### GIVEN REQUEST
Return the listing word for word, as given.

### ENTRIES SUPPLIED

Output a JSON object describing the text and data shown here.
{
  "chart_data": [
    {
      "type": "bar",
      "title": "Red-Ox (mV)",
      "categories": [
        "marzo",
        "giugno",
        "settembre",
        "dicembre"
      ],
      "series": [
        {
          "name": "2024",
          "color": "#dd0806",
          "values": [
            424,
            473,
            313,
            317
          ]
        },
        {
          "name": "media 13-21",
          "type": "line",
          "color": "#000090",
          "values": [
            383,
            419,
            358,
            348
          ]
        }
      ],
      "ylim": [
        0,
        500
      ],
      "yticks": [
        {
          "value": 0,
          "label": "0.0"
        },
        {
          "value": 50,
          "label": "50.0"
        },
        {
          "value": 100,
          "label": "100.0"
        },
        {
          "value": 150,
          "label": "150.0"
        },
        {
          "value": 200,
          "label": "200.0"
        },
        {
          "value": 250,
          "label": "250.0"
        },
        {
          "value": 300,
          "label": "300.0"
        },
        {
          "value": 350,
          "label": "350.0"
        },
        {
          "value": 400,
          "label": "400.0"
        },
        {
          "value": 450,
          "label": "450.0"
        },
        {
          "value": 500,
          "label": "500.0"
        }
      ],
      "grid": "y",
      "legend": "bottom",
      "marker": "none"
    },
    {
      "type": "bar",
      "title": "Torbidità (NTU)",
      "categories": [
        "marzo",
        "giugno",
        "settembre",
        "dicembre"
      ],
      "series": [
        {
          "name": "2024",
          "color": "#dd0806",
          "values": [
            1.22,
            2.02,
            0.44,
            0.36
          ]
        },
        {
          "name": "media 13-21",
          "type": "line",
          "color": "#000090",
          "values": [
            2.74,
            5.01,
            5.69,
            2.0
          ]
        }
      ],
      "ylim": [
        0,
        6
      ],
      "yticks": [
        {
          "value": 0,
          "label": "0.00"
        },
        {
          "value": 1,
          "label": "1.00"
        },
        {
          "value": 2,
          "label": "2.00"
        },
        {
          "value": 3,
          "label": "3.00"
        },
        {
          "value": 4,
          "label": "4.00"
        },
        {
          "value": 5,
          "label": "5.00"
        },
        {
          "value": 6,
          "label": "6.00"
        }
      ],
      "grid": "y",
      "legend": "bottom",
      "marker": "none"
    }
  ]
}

### PROBLEM SOLUTION
Output a JSON object describing the text and data shown here.
{
  "chart_data": [
    {
      "type": "bar",
      "title": "Red-Ox (mV)",
      "categories": [
        "marzo",
        "giugno",
        "settembre",
        "dicembre"
      ],
      "series": [
        {
          "name": "2024",
          "color": "#dd0806",
          "values": [
            424,
            473,
            313,
            317
          ]
        },
        {
          "name": "media 13-21",
          "type": "line",
          "color": "#000090",
          "values": [
            383,
            419,
            358,
            348
          ]
        }
      ],
      "ylim": [
        0,
        500
      ],
      "yticks": [
        {
          "value": 0,
          "label": "0.0"
        },
        {
          "value": 50,
          "label": "50.0"
        },
        {
          "value": 100,
          "label": "100.0"
        },
        {
          "value": 150,
          "label": "150.0"
        },
        {
          "value": 200,
          "label": "200.0"
        },
        {
          "value": 250,
          "label": "250.0"
        },
        {
          "value": 300,
          "label": "300.0"
        },
        {
          "value": 350,
          "label": "350.0"
        },
        {
          "value": 400,
          "label": "400.0"
        },
        {
          "value": 450,
          "label": "450.0"
        },
        {
          "value": 500,
          "label": "500.0"
        }
      ],
      "grid": "y",
      "legend": "bottom",
      "marker": "none"
    },
    {
      "type": "bar",
      "title": "Torbidità (NTU)",
      "categories": [
        "marzo",
        "giugno",
        "settembre",
        "dicembre"
      ],
      "series": [
        {
          "name": "2024",
          "color": "#dd0806",
          "values": [
            1.22,
            2.02,
            0.44,
            0.36
          ]
        },
        {
          "name": "media 13-21",
          "type": "line",
          "color": "#000090",
          "values": [
            2.74,
            5.01,
            5.69,
            2.0
          ]
        }
      ],
      "ylim": [
        0,
        6
      ],
      "yticks": [
        {
          "value": 0,
          "label": "0.00"
        },
        {
          "value": 1,
          "label": "1.00"
        },
        {
          "value": 2,
          "label": "2.00"
        },
        {
          "value": 3,
          "label": "3.00"
        },
        {
          "value": 4,
          "label": "4.00"
        },
        {
          "value": 5,
          "label": "5.00"
        },
        {
          "value": 6,
          "label": "6.00"
        }
      ],
      "grid": "y",
      "legend": "bottom",
      "marker": "none"
    }
  ]
}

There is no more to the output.